───── Data extract ─────

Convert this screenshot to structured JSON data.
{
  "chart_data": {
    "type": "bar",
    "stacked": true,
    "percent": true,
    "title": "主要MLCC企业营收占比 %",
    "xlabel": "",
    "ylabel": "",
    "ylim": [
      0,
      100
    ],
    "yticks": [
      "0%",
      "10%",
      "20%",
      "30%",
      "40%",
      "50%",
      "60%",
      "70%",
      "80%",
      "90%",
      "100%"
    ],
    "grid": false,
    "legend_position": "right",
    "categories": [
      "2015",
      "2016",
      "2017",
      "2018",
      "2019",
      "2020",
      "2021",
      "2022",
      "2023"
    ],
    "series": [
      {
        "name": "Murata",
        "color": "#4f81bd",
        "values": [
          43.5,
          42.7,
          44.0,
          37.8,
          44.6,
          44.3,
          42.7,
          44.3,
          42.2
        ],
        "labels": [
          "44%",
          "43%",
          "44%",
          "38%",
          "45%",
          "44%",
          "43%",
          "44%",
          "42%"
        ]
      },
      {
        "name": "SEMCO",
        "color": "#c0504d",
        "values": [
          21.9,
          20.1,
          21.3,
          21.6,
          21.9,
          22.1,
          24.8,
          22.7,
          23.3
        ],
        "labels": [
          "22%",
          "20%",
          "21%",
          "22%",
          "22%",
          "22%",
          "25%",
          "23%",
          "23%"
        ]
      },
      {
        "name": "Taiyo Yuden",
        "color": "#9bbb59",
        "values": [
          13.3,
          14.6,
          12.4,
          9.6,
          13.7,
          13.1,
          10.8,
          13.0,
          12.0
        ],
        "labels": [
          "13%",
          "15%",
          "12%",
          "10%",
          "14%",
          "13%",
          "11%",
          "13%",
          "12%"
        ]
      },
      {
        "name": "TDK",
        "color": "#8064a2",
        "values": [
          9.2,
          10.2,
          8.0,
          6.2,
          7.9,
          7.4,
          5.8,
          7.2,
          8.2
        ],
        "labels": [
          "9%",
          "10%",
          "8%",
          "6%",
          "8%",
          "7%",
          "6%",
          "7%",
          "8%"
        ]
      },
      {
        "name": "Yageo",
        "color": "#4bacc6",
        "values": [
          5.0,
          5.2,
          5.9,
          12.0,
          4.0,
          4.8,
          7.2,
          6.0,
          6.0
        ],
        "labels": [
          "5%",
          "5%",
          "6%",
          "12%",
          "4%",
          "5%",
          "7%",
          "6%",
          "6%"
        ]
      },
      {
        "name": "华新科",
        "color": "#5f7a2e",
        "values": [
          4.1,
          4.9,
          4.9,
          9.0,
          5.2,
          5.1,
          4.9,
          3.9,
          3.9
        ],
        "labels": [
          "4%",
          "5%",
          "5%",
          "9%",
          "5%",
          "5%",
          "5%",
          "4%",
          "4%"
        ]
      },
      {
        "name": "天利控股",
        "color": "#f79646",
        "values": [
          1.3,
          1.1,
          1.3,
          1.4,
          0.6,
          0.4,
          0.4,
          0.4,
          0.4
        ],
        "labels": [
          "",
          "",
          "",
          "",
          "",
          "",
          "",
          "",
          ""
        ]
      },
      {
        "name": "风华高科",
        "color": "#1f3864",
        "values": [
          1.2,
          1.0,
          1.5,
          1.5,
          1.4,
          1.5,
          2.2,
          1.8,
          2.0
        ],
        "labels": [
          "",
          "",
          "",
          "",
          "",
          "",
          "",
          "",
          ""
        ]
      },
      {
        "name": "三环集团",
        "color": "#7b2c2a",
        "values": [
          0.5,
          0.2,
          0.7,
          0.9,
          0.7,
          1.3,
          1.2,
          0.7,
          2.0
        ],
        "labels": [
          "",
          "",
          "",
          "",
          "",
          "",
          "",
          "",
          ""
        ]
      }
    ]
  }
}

─────

| Exercise details |
Generate an exact reproduction of all entries.

| Result of the task |
Convert this screenshot to structured JSON data.
{
  "chart_data": {
    "type": "bar",
    "stacked": true,
    "percent": true,
    "title": "主要MLCC企业营收占比 %",
    "xlabel": "",
    "ylabel": "",
    "ylim": [
      0,
      100
    ],
    "yticks": [
      "0%",
      "10%",
      "20%",
      "30%",
      "40%",
      "50%",
      "60%",
      "70%",
      "80%",
      "90%",
      "100%"
    ],
    "grid": false,
    "legend_position": "right",
    "categories": [
      "2015",
      "2016",
      "2017",
      "2018",
      "2019",
      "2020",
      "2021",
      "2022",
      "2023"
    ],
    "series": [
      {
        "name": "Murata",
        "color": "#4f81bd",
        "values": [
          43.5,
          42.7,
          44.0,
          37.8,
          44.6,
          44.3,
          42.7,
          44.3,
          42.2
        ],
        "labels": [
          "44%",
          "43%",
          "44%",
          "38%",
          "45%",
          "44%",
          "43%",
          "44%",
          "42%"
        ]
      },
      {
        "name": "SEMCO",
        "color": "#c0504d",
        "values": [
          21.9,
          20.1,
          21.3,
          21.6,
          21.9,
          22.1,
          24.8,
          22.7,
          23.3
        ],
        "labels": [
          "22%",
          "20%",
          "21%",
          "22%",
          "22%",
          "22%",
          "25%",
          "23%",
          "23%"
        ]
      },
      {
        "name": "Taiyo Yuden",
        "color": "#9bbb59",
        "values": [
          13.3,
          14.6,
          12.4,
          9.6,
          13.7,
          13.1,
          10.8,
          13.0,
          12.0
        ],
        "labels": [
          "13%",
          "15%",
          "12%",
          "10%",
          "14%",
          "13%",
          "11%",
          "13%",
          "12%"
        ]
      },
      {
        "name": "TDK",
        "color": "#8064a2",
        "values": [
          9.2,
          10.2,
          8.0,
          6.2,
          7.9,
          7.4,
          5.8,
          7.2,
          8.2
        ],
        "labels": [
          "9%",
          "10%",
          "8%",
          "6%",
          "8%",
          "7%",
          "6%",
          "7%",
          "8%"
        ]
      },
      {
        "name": "Yageo",
        "color": "#4bacc6",
        "values": [
          5.0,
          5.2,
          5.9,
          12.0,
          4.0,
          4.8,
          7.2,
          6.0,
          6.0
        ],
        "labels": [
          "5%",
          "5%",
          "6%",
          "12%",
          "4%",
          "5%",
          "7%",
          "6%",
          "6%"
        ]
      },
      {
        "name": "华新科",
        "color": "#5f7a2e",
        "values": [
          4.1,
          4.9,
          4.9,
          9.0,
          5.2,
          5.1,
          4.9,
          3.9,
          3.9
        ],
        "labels": [
          "4%",
          "5%",
          "5%",
          "9%",
          "5%",
          "5%",
          "5%",
          "4%",
          "4%"
        ]
      },
      {
        "name": "天利控股",
        "color": "#f79646",
        "values": [
          1.3,
          1.1,
          1.3,
          1.4,
          0.6,
          0.4,
          0.4,
          0.4,
          0.4
        ],
        "labels": [
          "",
          "",
          "",
          "",
          "",
          "",
          "",
          "",
          ""
        ]
      },
      {
        "name": "风华高科",
        "color": "#1f3864",
        "values": [
          1.2,
          1.0,
          1.5,
          1.5,
          1.4,
          1.5,
          2.2,
          1.8,
          2.0
        ],
        "labels": [
          "",
          "",
          "",
          "",
          "",
          "",
          "",
          "",
          ""
        ]
      },
      {
        "name": "三环集团",
        "color": "#7b2c2a",
        "values": [
          0.5,
          0.2,
          0.7,
          0.9,
          0.7,
          1.3,
          1.2,
          0.7,
          2.0
        ],
        "labels": [
          "",
          "",
          "",
          "",
          "",
          "",
          "",
          "",
          ""
        ]
      }
    ]
  }
}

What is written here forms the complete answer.